▶ **Goal**: Keep the pictures out of the copy and print all the entries below exactly.

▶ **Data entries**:
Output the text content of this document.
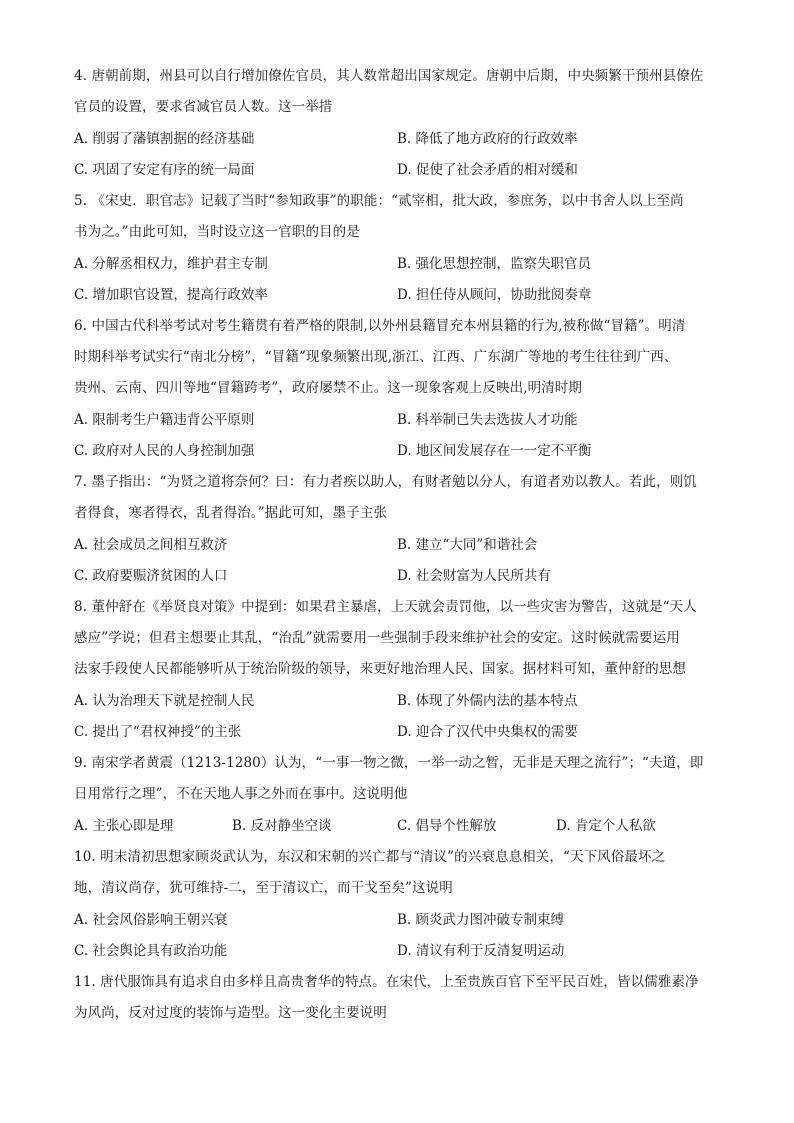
4. 唐朝前期，州县可以自行增加僚佐官员，其人数常超出国家规定。唐朝中后期，中央频繁干预州县僚佐
官员的设置，要求省减官员人数。这一举措
A. 削弱了藩镇割据的经济基础	B. 降低了地方政府的行政效率
C. 巩固了安定有序的统一局面	D. 促使了社会矛盾的相对缓和
5. 《宋史．职官志》记载了当时“参知政事”的职能：“贰宰相，批大政，参庶务，以中书舍人以上至尚
书为之。”由此可知，当时设立这一官职的目的是
A. 分解丞相权力，维护君主专制	B. 强化思想控制，监察失职官员
C. 增加职官设置，提高行政效率	D. 担任侍从顾问，协助批阅奏章
6. 中国古代科举考试对考生籍贯有着严格的限制,以外州县籍冒充本州县籍的行为,被称做“冒籍”。明清
时期科举考试实行“南北分榜”，“冒籍”现象频繁出现,浙江、江西、广东湖广等地的考生往往到广西、
贵州、云南、四川等地“冒籍跨考”，政府屡禁不止。这一现象客观上反映出,明清时期
A. 限制考生户籍违背公平原则	B. 科举制已失去选拔人才功能
C. 政府对人民的人身控制加强	D. 地区间发展存在一一定不平衡
7. 墨子指出：“为贤之道将奈何？曰：有力者疾以助人，有财者勉以分人，有道者劝以教人。若此，则饥
者得食，寒者得衣，乱者得治。”据此可知，墨子主张
A. 社会成员之间相互救济	B. 建立“大同”和谐社会
C. 政府要赈济贫困的人口	D. 社会财富为人民所共有
8. 董仲舒在《举贤良对策》中提到：如果君主暴虐，上天就会责罚他，以一些灾害为警告，这就是“天人
感应”学说；但君主想要止其乱，“治乱”就需要用一些强制手段来维护社会的安定。这时候就需要运用
法家手段使人民都能够听从于统治阶级的领导，来更好地治理人民、国家。据材料可知，董仲舒的思想
A. 认为治理天下就是控制人民	B. 体现了外儒内法的基本特点
C. 提出了“君权神授”的主张	D. 迎合了汉代中央集权的需要
9. 南宋学者黄震（1213-1280）认为，“一事一物之微，一举一动之暂，无非是天理之流行”；“夫道，即
日用常行之理”，不在天地人事之外而在事中。这说明他
A. 主张心即是理	B. 反对静坐空谈	C. 倡导个性解放	D. 肯定个人私欲
10. 明末清初思想家顾炎武认为，东汉和宋朝的兴亡都与“清议”的兴衰息息相关，“天下风俗最坏之
地，清议尚存，犹可维持-二，至于清议亡，而干戈至矣”这说明
A. 社会风俗影响王朝兴衰	B. 顾炎武力图冲破专制束缚
C. 社会舆论具有政治功能	D. 清议有利于反清复明运动
11. 唐代服饰具有追求自由多样且高贵奢华的特点。在宋代，上至贵族百官下至平民百姓，皆以儒雅素净
为风尚，反对过度的装饰与造型。这一变化主要说明
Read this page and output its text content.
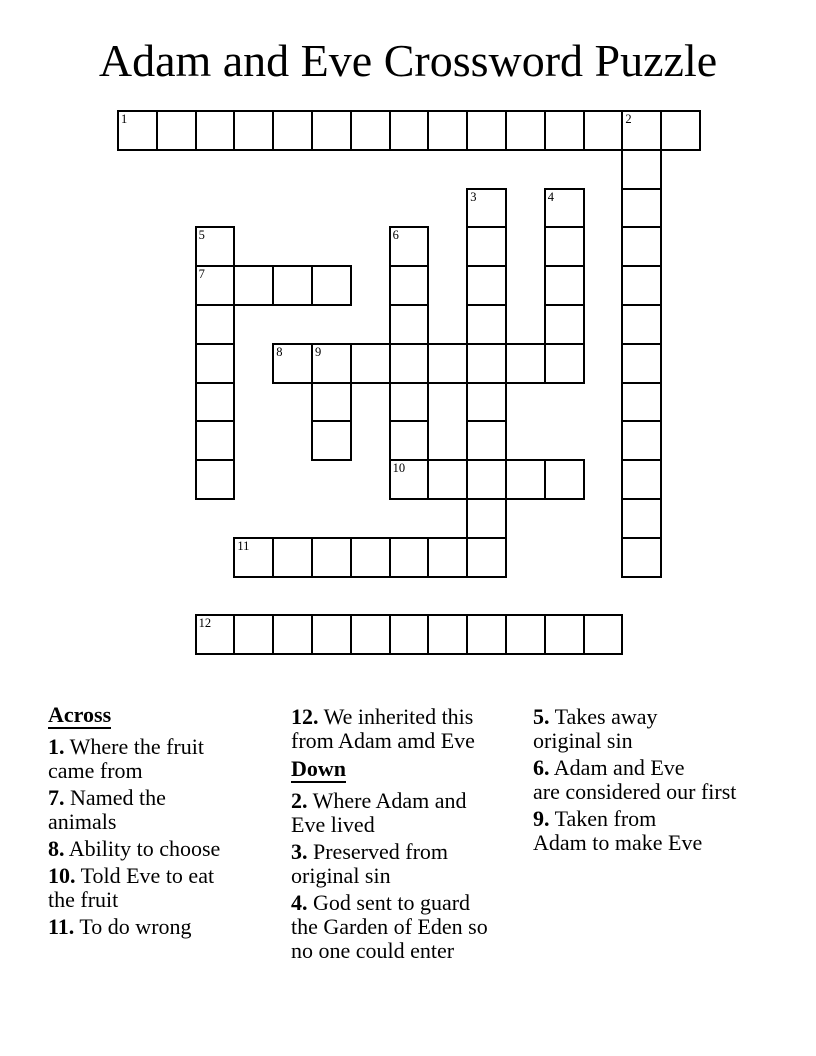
Adam and Eve Crossword Puzzle
1	2
3	4
5	6
7
8	9
10
11
12
Across
1. Where the fruit
came from
7. Named the
animals
8. Ability to choose
10. Told Eve to eat
the fruit
11. To do wrong
12. We inherited this
from Adam amd Eve
Down
2. Where Adam and
Eve lived
3. Preserved from
original sin
4. God sent to guard
the Garden of Eden so
no one could enter
5. Takes away
original sin
6. Adam and Eve
are considered our first
9. Taken from
Adam to make Eve
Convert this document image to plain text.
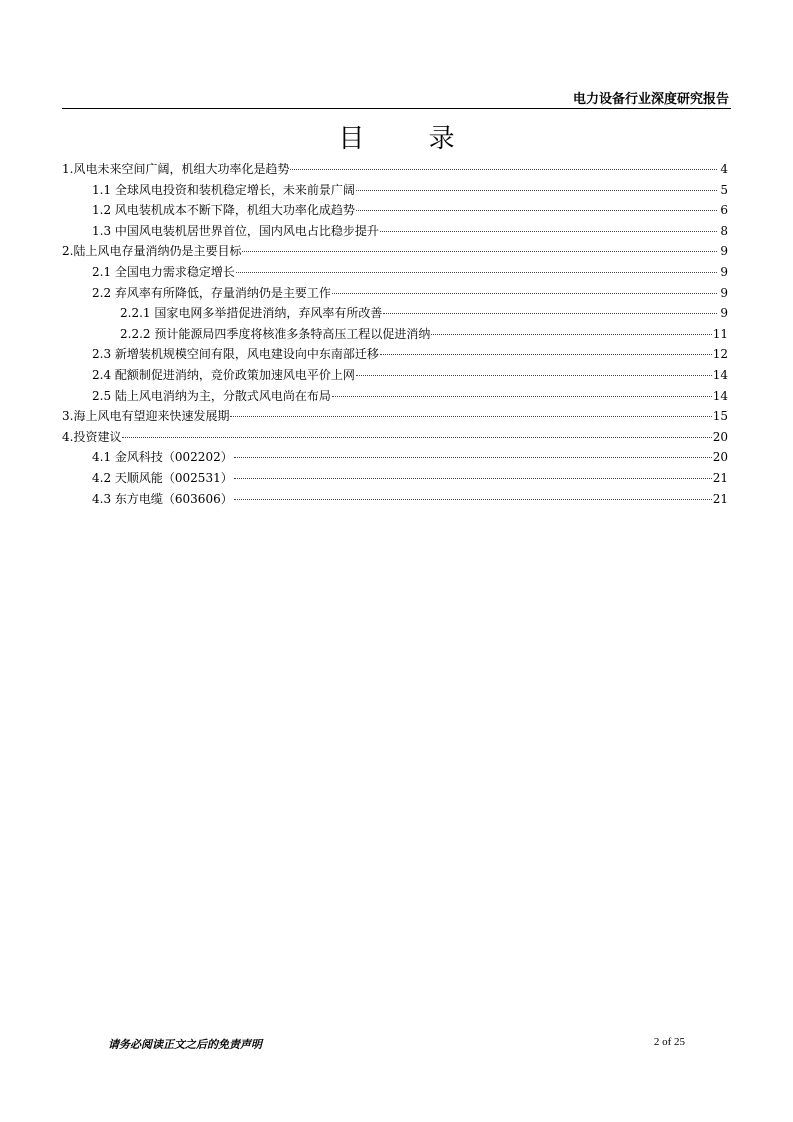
电力设备行业深度研究报告
目 录
1.风电未来空间广阔，机组大功率化是趋势	4
1.1 全球风电投资和装机稳定增长，未来前景广阔	5
1.2 风电装机成本不断下降，机组大功率化成趋势	6
1.3 中国风电装机居世界首位，国内风电占比稳步提升	8
2.陆上风电存量消纳仍是主要目标	9
2.1 全国电力需求稳定增长	9
2.2 弃风率有所降低，存量消纳仍是主要工作	9
2.2.1 国家电网多举措促进消纳，弃风率有所改善	9
2.2.2 预计能源局四季度将核准多条特高压工程以促进消纳	11
2.3 新增装机规模空间有限，风电建设向中东南部迁移	12
2.4 配额制促进消纳，竞价政策加速风电平价上网	14
2.5 陆上风电消纳为主，分散式风电尚在布局	14
3.海上风电有望迎来快速发展期	15
4.投资建议	20
4.1 金风科技（002202）	20
4.2 天顺风能（002531）	21
4.3 东方电缆（603606）	21
请务必阅读正文之后的免责声明	2 of 25
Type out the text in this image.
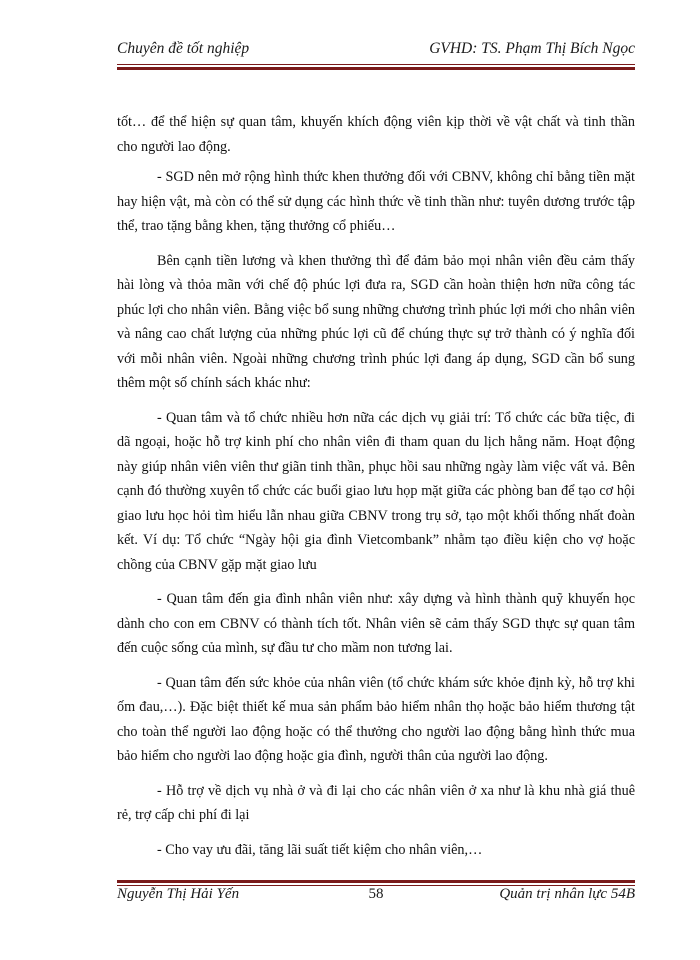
Chuyên đề tốt nghiệp	GVHD: TS. Phạm Thị Bích Ngọc

tốt… để thể hiện sự quan tâm, khuyến khích động viên kịp thời về vật chất và tinh thần cho người lao động.

- SGD nên mở rộng hình thức khen thưởng đối với CBNV, không chỉ bằng tiền mặt hay hiện vật, mà còn có thể sử dụng các hình thức về tinh thần như: tuyên dương trước tập thể, trao tặng bằng khen, tặng thưởng cổ phiếu…

Bên cạnh tiền lương và khen thưởng thì để đảm bảo mọi nhân viên đều cảm thấy hài lòng và thỏa mãn với chế độ phúc lợi đưa ra, SGD cần hoàn thiện hơn nữa công tác phúc lợi cho nhân viên. Bằng việc bổ sung những chương trình phúc lợi mới cho nhân viên và nâng cao chất lượng của những phúc lợi cũ để chúng thực sự trở thành có ý nghĩa đối với mỗi nhân viên. Ngoài những chương trình phúc lợi đang áp dụng, SGD cần bổ sung thêm một số chính sách khác như:

- Quan tâm và tổ chức nhiều hơn nữa các dịch vụ giải trí: Tổ chức các bữa tiệc, đi dã ngoại, hoặc hỗ trợ kinh phí cho nhân viên đi tham quan du lịch hằng năm. Hoạt động này giúp nhân viên viên thư giãn tinh thần, phục hồi sau những ngày làm việc vất vả. Bên cạnh đó thường xuyên tổ chức các buổi giao lưu họp mặt giữa các phòng ban để tạo cơ hội giao lưu học hỏi tìm hiểu lẫn nhau giữa CBNV trong trụ sở, tạo một khối thống nhất đoàn kết. Ví dụ: Tổ chức “Ngày hội gia đình Vietcombank” nhằm tạo điều kiện cho vợ hoặc chồng của CBNV gặp mặt giao lưu

- Quan tâm đến gia đình nhân viên như: xây dựng và hình thành quỹ khuyến học dành cho con em CBNV có thành tích tốt. Nhân viên sẽ cảm thấy SGD thực sự quan tâm đến cuộc sống của mình, sự đầu tư cho mầm non tương lai.

- Quan tâm đến sức khỏe của nhân viên (tổ chức khám sức khỏe định kỳ, hỗ trợ khi ốm đau,…). Đặc biệt thiết kế mua sản phẩm bảo hiểm nhân thọ hoặc bảo hiểm thương tật cho toàn thể người lao động hoặc có thể thưởng cho người lao động bằng hình thức mua bảo hiểm cho người lao động hoặc gia đình, người thân của người lao động.

- Hỗ trợ về dịch vụ nhà ở và đi lại cho các nhân viên ở xa như là khu nhà giá thuê rẻ, trợ cấp chi phí đi lại

- Cho vay ưu đãi, tăng lãi suất tiết kiệm cho nhân viên,…

Nguyễn Thị Hải Yến	58	Quản trị nhân lực 54B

▶ **Completed exercise**:
Output the text content of this document.
4. 唐朝前期，州县可以自行增加僚佐官员，其人数常超出国家规定。唐朝中后期，中央频繁干预州县僚佐
官员的设置，要求省减官员人数。这一举措
A. 削弱了藩镇割据的经济基础	B. 降低了地方政府的行政效率
C. 巩固了安定有序的统一局面	D. 促使了社会矛盾的相对缓和
5. 《宋史．职官志》记载了当时“参知政事”的职能：“贰宰相，批大政，参庶务，以中书舍人以上至尚
书为之。”由此可知，当时设立这一官职的目的是
A. 分解丞相权力，维护君主专制	B. 强化思想控制，监察失职官员
C. 增加职官设置，提高行政效率	D. 担任侍从顾问，协助批阅奏章
6. 中国古代科举考试对考生籍贯有着严格的限制,以外州县籍冒充本州县籍的行为,被称做“冒籍”。明清
时期科举考试实行“南北分榜”，“冒籍”现象频繁出现,浙江、江西、广东湖广等地的考生往往到广西、
贵州、云南、四川等地“冒籍跨考”，政府屡禁不止。这一现象客观上反映出,明清时期
A. 限制考生户籍违背公平原则	B. 科举制已失去选拔人才功能
C. 政府对人民的人身控制加强	D. 地区间发展存在一一定不平衡
7. 墨子指出：“为贤之道将奈何？曰：有力者疾以助人，有财者勉以分人，有道者劝以教人。若此，则饥
者得食，寒者得衣，乱者得治。”据此可知，墨子主张
A. 社会成员之间相互救济	B. 建立“大同”和谐社会
C. 政府要赈济贫困的人口	D. 社会财富为人民所共有
8. 董仲舒在《举贤良对策》中提到：如果君主暴虐，上天就会责罚他，以一些灾害为警告，这就是“天人
感应”学说；但君主想要止其乱，“治乱”就需要用一些强制手段来维护社会的安定。这时候就需要运用
法家手段使人民都能够听从于统治阶级的领导，来更好地治理人民、国家。据材料可知，董仲舒的思想
A. 认为治理天下就是控制人民	B. 体现了外儒内法的基本特点
C. 提出了“君权神授”的主张	D. 迎合了汉代中央集权的需要
9. 南宋学者黄震（1213-1280）认为，“一事一物之微，一举一动之暂，无非是天理之流行”；“夫道，即
日用常行之理”，不在天地人事之外而在事中。这说明他
A. 主张心即是理	B. 反对静坐空谈	C. 倡导个性解放	D. 肯定个人私欲
10. 明末清初思想家顾炎武认为，东汉和宋朝的兴亡都与“清议”的兴衰息息相关，“天下风俗最坏之
地，清议尚存，犹可维持-二，至于清议亡，而干戈至矣”这说明
A. 社会风俗影响王朝兴衰	B. 顾炎武力图冲破专制束缚
C. 社会舆论具有政治功能	D. 清议有利于反清复明运动
11. 唐代服饰具有追求自由多样且高贵奢华的特点。在宋代，上至贵族百官下至平民百姓，皆以儒雅素净
为风尚，反对过度的装饰与造型。这一变化主要说明
Read this page and output its text content.
Adam and Eve Crossword Puzzle
1	2
3	4
5	6
7
8	9
10
11
12
Across
1. Where the fruit
came from
7. Named the
animals
8. Ability to choose
10. Told Eve to eat
the fruit
11. To do wrong
12. We inherited this
from Adam amd Eve
Down
2. Where Adam and
Eve lived
3. Preserved from
original sin
4. God sent to guard
the Garden of Eden so
no one could enter
5. Takes away
original sin
6. Adam and Eve
are considered our first
9. Taken from
Adam to make Eve
Convert this document image to plain text.
电力设备行业深度研究报告
目 录
1.风电未来空间广阔，机组大功率化是趋势	4
1.1 全球风电投资和装机稳定增长，未来前景广阔	5
1.2 风电装机成本不断下降，机组大功率化成趋势	6
1.3 中国风电装机居世界首位，国内风电占比稳步提升	8
2.陆上风电存量消纳仍是主要目标	9
2.1 全国电力需求稳定增长	9
2.2 弃风率有所降低，存量消纳仍是主要工作	9
2.2.1 国家电网多举措促进消纳，弃风率有所改善	9
2.2.2 预计能源局四季度将核准多条特高压工程以促进消纳	11
2.3 新增装机规模空间有限，风电建设向中东南部迁移	12
2.4 配额制促进消纳，竞价政策加速风电平价上网	14
2.5 陆上风电消纳为主，分散式风电尚在布局	14
3.海上风电有望迎来快速发展期	15
4.投资建议	20
4.1 金风科技（002202）	20
4.2 天顺风能（002531）	21
4.3 东方电缆（603606）	21
请务必阅读正文之后的免责声明	2 of 25
Type out the text in this image.
Chuyên đề tốt nghiệp	GVHD: TS. Phạm Thị Bích Ngọc

tốt… để thể hiện sự quan tâm, khuyến khích động viên kịp thời về vật chất và tinh thần cho người lao động.

- SGD nên mở rộng hình thức khen thưởng đối với CBNV, không chỉ bằng tiền mặt hay hiện vật, mà còn có thể sử dụng các hình thức về tinh thần như: tuyên dương trước tập thể, trao tặng bằng khen, tặng thưởng cổ phiếu…

Bên cạnh tiền lương và khen thưởng thì để đảm bảo mọi nhân viên đều cảm thấy hài lòng và thỏa mãn với chế độ phúc lợi đưa ra, SGD cần hoàn thiện hơn nữa công tác phúc lợi cho nhân viên. Bằng việc bổ sung những chương trình phúc lợi mới cho nhân viên và nâng cao chất lượng của những phúc lợi cũ để chúng thực sự trở thành có ý nghĩa đối với mỗi nhân viên. Ngoài những chương trình phúc lợi đang áp dụng, SGD cần bổ sung thêm một số chính sách khác như:

- Quan tâm và tổ chức nhiều hơn nữa các dịch vụ giải trí: Tổ chức các bữa tiệc, đi dã ngoại, hoặc hỗ trợ kinh phí cho nhân viên đi tham quan du lịch hằng năm. Hoạt động này giúp nhân viên viên thư giãn tinh thần, phục hồi sau những ngày làm việc vất vả. Bên cạnh đó thường xuyên tổ chức các buổi giao lưu họp mặt giữa các phòng ban để tạo cơ hội giao lưu học hỏi tìm hiểu lẫn nhau giữa CBNV trong trụ sở, tạo một khối thống nhất đoàn kết. Ví dụ: Tổ chức “Ngày hội gia đình Vietcombank” nhằm tạo điều kiện cho vợ hoặc chồng của CBNV gặp mặt giao lưu

- Quan tâm đến gia đình nhân viên như: xây dựng và hình thành quỹ khuyến học dành cho con em CBNV có thành tích tốt. Nhân viên sẽ cảm thấy SGD thực sự quan tâm đến cuộc sống của mình, sự đầu tư cho mầm non tương lai.

- Quan tâm đến sức khỏe của nhân viên (tổ chức khám sức khỏe định kỳ, hỗ trợ khi ốm đau,…). Đặc biệt thiết kế mua sản phẩm bảo hiểm nhân thọ hoặc bảo hiểm thương tật cho toàn thể người lao động hoặc có thể thưởng cho người lao động bằng hình thức mua bảo hiểm cho người lao động hoặc gia đình, người thân của người lao động.

- Hỗ trợ về dịch vụ nhà ở và đi lại cho các nhân viên ở xa như là khu nhà giá thuê rẻ, trợ cấp chi phí đi lại

- Cho vay ưu đãi, tăng lãi suất tiết kiệm cho nhân viên,…

Nguyễn Thị Hải Yến	58	Quản trị nhân lực 54B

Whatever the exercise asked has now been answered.